[Required work]
Leave out the pictures and restate the rest of the data exactly.

[Extracted entries]

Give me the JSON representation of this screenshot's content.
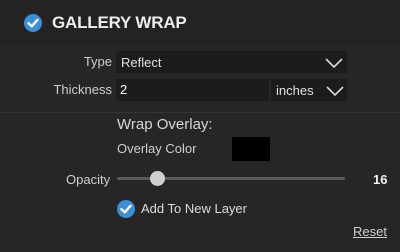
{
  "header": {
    "title": "GALLERY WRAP",
    "enabled": true
  },
  "type": {
    "label": "Type",
    "value": "Reflect"
  },
  "thickness": {
    "label": "Thickness",
    "value": "2",
    "unit": "inches"
  },
  "overlay": {
    "section_title": "Wrap Overlay:",
    "color_label": "Overlay Color",
    "color": "#000000"
  },
  "opacity": {
    "label": "Opacity",
    "value": "16"
  },
  "add_layer": {
    "label": "Add To New Layer",
    "checked": true
  },
  "reset_label": "Reset",
  "colors": {
    "accent": "#3b8fd9",
    "background": "#262626"
  }
}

[Answer]
Give me the JSON representation of this screenshot's content.
{
  "header": {
    "title": "GALLERY WRAP",
    "enabled": true
  },
  "type": {
    "label": "Type",
    "value": "Reflect"
  },
  "thickness": {
    "label": "Thickness",
    "value": "2",
    "unit": "inches"
  },
  "overlay": {
    "section_title": "Wrap Overlay:",
    "color_label": "Overlay Color",
    "color": "#000000"
  },
  "opacity": {
    "label": "Opacity",
    "value": "16"
  },
  "add_layer": {
    "label": "Add To New Layer",
    "checked": true
  },
  "reset_label": "Reset",
  "colors": {
    "accent": "#3b8fd9",
    "background": "#262626"
  }
}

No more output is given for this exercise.